→ **WHAT THIS TASK INVOLVES**
Return only the number of lines in the entries below that hold the word "accent".

→ **DATA ENTRIES**
— begin —
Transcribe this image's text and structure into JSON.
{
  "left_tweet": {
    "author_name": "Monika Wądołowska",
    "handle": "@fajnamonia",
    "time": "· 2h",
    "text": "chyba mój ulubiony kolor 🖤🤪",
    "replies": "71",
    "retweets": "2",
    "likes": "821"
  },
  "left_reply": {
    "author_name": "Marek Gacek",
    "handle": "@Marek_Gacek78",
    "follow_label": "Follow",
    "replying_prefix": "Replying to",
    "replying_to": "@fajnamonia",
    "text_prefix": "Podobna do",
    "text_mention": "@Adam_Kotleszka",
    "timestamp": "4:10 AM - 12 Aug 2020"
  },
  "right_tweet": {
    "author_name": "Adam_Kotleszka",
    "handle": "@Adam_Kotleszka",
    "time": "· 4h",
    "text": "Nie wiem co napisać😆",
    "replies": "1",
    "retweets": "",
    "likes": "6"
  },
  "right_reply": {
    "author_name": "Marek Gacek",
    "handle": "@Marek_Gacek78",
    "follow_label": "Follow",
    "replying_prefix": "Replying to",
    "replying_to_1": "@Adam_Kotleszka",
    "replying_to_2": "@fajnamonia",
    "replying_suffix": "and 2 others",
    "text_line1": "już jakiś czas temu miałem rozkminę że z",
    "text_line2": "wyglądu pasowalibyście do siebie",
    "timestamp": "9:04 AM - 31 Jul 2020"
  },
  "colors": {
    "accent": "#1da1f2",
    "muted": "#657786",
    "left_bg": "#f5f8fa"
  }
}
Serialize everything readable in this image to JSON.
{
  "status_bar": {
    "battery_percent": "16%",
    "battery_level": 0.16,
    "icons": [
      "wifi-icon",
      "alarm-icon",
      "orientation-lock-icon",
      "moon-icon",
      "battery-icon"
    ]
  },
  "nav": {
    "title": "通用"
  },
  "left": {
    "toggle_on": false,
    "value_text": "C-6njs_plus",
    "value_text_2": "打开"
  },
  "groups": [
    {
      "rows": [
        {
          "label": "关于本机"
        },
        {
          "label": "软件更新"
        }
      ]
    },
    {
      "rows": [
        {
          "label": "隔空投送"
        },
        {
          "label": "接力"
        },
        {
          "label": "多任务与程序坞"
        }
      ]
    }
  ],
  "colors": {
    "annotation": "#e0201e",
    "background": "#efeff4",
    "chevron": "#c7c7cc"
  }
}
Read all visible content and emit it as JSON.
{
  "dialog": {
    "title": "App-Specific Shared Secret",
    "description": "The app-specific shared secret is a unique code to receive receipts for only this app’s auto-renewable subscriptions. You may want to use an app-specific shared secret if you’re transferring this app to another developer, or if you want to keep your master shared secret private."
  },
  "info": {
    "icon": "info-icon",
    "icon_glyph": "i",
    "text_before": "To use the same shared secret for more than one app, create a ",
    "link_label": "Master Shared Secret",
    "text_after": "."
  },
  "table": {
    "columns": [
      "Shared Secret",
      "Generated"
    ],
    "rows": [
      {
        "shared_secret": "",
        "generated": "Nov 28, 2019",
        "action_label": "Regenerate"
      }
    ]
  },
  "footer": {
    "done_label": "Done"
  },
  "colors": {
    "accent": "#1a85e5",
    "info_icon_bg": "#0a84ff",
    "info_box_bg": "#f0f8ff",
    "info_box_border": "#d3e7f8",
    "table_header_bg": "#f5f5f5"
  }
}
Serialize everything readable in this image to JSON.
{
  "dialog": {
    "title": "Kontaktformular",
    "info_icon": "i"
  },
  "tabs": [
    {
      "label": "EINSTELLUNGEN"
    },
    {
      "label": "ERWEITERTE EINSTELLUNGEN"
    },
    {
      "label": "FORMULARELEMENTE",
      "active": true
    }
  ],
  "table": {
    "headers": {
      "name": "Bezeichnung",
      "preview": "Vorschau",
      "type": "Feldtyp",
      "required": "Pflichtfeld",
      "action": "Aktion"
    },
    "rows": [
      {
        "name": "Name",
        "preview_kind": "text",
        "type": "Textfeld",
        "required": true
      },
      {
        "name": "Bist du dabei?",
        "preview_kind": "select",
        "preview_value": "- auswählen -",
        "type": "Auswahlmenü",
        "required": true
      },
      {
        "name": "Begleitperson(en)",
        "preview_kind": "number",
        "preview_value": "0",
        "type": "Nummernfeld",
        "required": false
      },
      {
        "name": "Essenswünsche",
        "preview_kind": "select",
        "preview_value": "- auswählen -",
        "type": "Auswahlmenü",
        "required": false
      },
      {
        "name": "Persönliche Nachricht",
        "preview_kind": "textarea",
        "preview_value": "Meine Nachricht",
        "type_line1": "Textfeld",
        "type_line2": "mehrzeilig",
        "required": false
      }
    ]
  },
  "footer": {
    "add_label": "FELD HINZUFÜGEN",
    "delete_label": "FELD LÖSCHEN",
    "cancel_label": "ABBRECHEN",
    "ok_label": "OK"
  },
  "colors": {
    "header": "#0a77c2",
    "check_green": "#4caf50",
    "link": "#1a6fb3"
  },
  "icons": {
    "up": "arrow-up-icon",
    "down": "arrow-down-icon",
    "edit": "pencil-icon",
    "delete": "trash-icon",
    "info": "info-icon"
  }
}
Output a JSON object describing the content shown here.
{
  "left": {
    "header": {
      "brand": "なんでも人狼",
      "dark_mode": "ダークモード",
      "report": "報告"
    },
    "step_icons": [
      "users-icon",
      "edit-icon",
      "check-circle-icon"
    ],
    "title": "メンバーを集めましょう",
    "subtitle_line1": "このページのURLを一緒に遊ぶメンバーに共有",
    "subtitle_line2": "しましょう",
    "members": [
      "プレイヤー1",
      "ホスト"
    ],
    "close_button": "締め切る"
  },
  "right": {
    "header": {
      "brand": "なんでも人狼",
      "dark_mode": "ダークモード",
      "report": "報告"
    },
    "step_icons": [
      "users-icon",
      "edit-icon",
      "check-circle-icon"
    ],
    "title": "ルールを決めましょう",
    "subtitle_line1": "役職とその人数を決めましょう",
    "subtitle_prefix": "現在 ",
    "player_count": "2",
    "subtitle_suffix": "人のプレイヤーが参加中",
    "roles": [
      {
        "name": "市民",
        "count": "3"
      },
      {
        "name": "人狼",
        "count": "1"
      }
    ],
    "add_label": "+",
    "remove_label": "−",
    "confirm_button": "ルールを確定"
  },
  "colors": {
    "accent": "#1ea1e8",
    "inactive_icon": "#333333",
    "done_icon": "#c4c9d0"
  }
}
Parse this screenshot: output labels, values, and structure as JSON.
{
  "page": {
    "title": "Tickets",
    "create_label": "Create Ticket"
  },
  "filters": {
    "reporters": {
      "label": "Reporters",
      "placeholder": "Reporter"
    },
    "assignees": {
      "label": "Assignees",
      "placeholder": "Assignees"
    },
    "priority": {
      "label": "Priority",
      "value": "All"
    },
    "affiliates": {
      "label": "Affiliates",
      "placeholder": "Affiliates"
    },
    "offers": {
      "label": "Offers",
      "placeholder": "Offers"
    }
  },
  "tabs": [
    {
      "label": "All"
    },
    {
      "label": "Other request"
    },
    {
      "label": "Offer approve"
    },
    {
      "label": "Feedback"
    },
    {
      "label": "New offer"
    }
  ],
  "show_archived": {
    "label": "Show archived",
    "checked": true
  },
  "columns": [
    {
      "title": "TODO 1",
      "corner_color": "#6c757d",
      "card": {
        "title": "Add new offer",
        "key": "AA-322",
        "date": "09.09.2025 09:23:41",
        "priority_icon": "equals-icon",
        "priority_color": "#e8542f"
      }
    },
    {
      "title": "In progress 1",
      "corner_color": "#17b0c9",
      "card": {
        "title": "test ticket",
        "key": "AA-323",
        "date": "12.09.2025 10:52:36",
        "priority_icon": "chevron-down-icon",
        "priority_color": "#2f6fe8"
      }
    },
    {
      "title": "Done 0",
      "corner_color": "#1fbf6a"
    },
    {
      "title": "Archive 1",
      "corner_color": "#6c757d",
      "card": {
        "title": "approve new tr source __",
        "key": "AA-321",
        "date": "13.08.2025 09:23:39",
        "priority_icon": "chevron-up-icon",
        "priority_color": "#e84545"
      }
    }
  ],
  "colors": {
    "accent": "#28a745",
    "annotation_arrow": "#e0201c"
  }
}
— end —
→ **THE REPLY**
4